[WRITTEN INSTRUCTION] Output every entry exactly as written, skipping any pictures.

[INFORMATION SHOWN]
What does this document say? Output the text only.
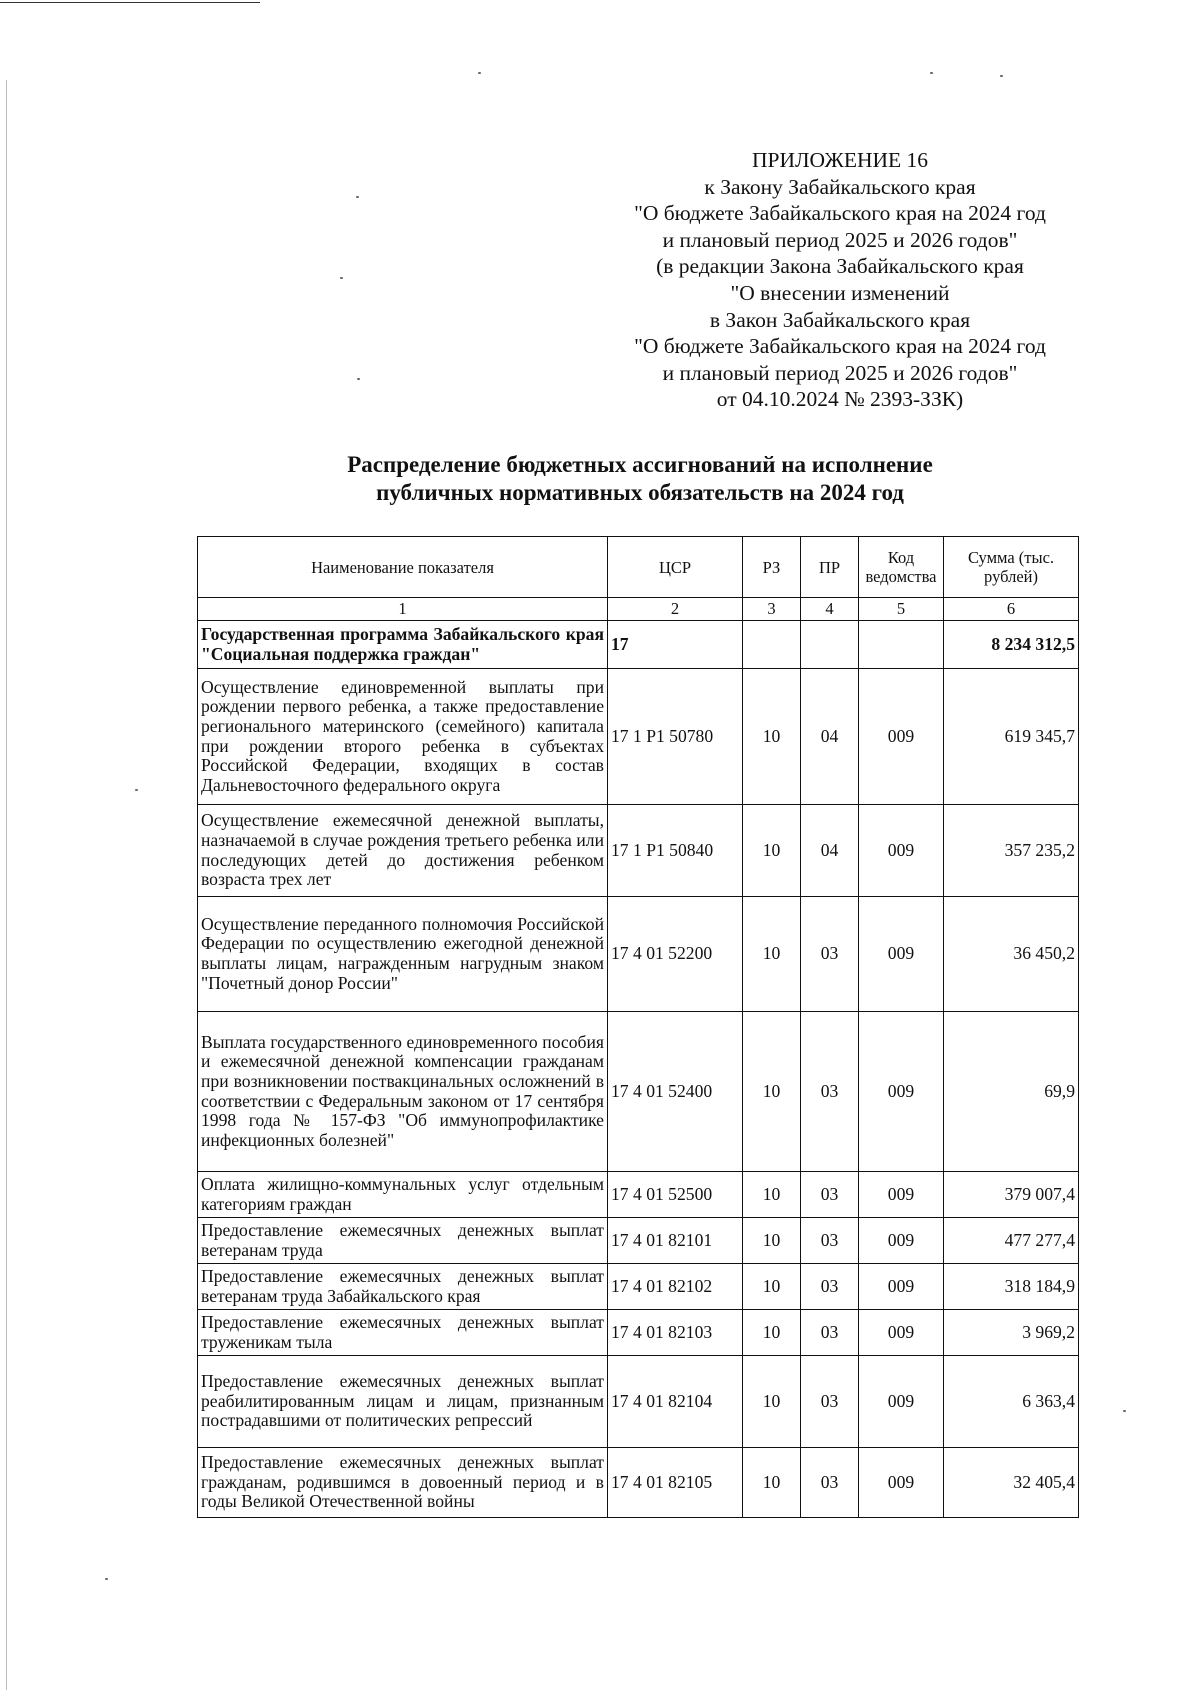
ПРИЛОЖЕНИЕ 16
к Закону Забайкальского края
"О бюджете Забайкальского края на 2024 год
и плановый период 2025 и 2026 годов"
(в редакции Закона Забайкальского края
"О внесении изменений
в Закон Забайкальского края
"О бюджете Забайкальского края на 2024 год
и плановый период 2025 и 2026 годов"
от 04.10.2024 № 2393-ЗЗК)
Распределение бюджетных ассигнований на исполнение
публичных нормативных обязательств на 2024 год
Наименование показателя	ЦСР	РЗ	ПР	Код ведомства	Сумма (тыс. рублей)
1	2	3	4	5	6
Государственная программа Забайкальского края "Социальная поддержка граждан"	17				8 234 312,5
Осуществление единовременной выплаты при рождении первого ребенка, а также предоставление регионального материнского (семейного) капитала при рождении второго ребенка в субъектах Российской Федерации, входящих в состав Дальневосточного федерального округа	17 1 Р1 50780	10	04	009	619 345,7
Осуществление ежемесячной денежной выплаты, назначаемой в случае рождения третьего ребенка или последующих детей до достижения ребенком возраста трех лет	17 1 Р1 50840	10	04	009	357 235,2
Осуществление переданного полномочия Российской Федерации по осуществлению ежегодной денежной выплаты лицам, награжденным нагрудным знаком "Почетный донор России"	17 4 01 52200	10	03	009	36 450,2
Выплата государственного единовременного пособия и ежемесячной денежной компенсации гражданам при возникновении поствакцинальных осложнений в соответствии с Федеральным законом от 17 сентября 1998 года № 157-ФЗ "Об иммунопрофилактике инфекционных болезней"	17 4 01 52400	10	03	009	69,9
Оплата жилищно-коммунальных услуг отдельным категориям граждан	17 4 01 52500	10	03	009	379 007,4
Предоставление ежемесячных денежных выплат ветеранам труда	17 4 01 82101	10	03	009	477 277,4
Предоставление ежемесячных денежных выплат ветеранам труда Забайкальского края	17 4 01 82102	10	03	009	318 184,9
Предоставление ежемесячных денежных выплат труженикам тыла	17 4 01 82103	10	03	009	3 969,2
Предоставление ежемесячных денежных выплат реабилитированным лицам и лицам, признанным пострадавшими от политических репрессий	17 4 01 82104	10	03	009	6 363,4
Предоставление ежемесячных денежных выплат гражданам, родившимся в довоенный период и в годы Великой Отечественной войны	17 4 01 82105	10	03	009	32 405,4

[ANSWER BELOW]
What does this document say? Output the text only.
ПРИЛОЖЕНИЕ 16
к Закону Забайкальского края
"О бюджете Забайкальского края на 2024 год
и плановый период 2025 и 2026 годов"
(в редакции Закона Забайкальского края
"О внесении изменений
в Закон Забайкальского края
"О бюджете Забайкальского края на 2024 год
и плановый период 2025 и 2026 годов"
от 04.10.2024 № 2393-ЗЗК)
Распределение бюджетных ассигнований на исполнение
публичных нормативных обязательств на 2024 год
Наименование показателя	ЦСР	РЗ	ПР	Код ведомства	Сумма (тыс. рублей)
1	2	3	4	5	6
Государственная программа Забайкальского края "Социальная поддержка граждан"	17				8 234 312,5
Осуществление единовременной выплаты при рождении первого ребенка, а также предоставление регионального материнского (семейного) капитала при рождении второго ребенка в субъектах Российской Федерации, входящих в состав Дальневосточного федерального округа	17 1 Р1 50780	10	04	009	619 345,7
Осуществление ежемесячной денежной выплаты, назначаемой в случае рождения третьего ребенка или последующих детей до достижения ребенком возраста трех лет	17 1 Р1 50840	10	04	009	357 235,2
Осуществление переданного полномочия Российской Федерации по осуществлению ежегодной денежной выплаты лицам, награжденным нагрудным знаком "Почетный донор России"	17 4 01 52200	10	03	009	36 450,2
Выплата государственного единовременного пособия и ежемесячной денежной компенсации гражданам при возникновении поствакцинальных осложнений в соответствии с Федеральным законом от 17 сентября 1998 года № 157-ФЗ "Об иммунопрофилактике инфекционных болезней"	17 4 01 52400	10	03	009	69,9
Оплата жилищно-коммунальных услуг отдельным категориям граждан	17 4 01 52500	10	03	009	379 007,4
Предоставление ежемесячных денежных выплат ветеранам труда	17 4 01 82101	10	03	009	477 277,4
Предоставление ежемесячных денежных выплат ветеранам труда Забайкальского края	17 4 01 82102	10	03	009	318 184,9
Предоставление ежемесячных денежных выплат труженикам тыла	17 4 01 82103	10	03	009	3 969,2
Предоставление ежемесячных денежных выплат реабилитированным лицам и лицам, признанным пострадавшими от политических репрессий	17 4 01 82104	10	03	009	6 363,4
Предоставление ежемесячных денежных выплат гражданам, родившимся в довоенный период и в годы Великой Отечественной войны	17 4 01 82105	10	03	009	32 405,4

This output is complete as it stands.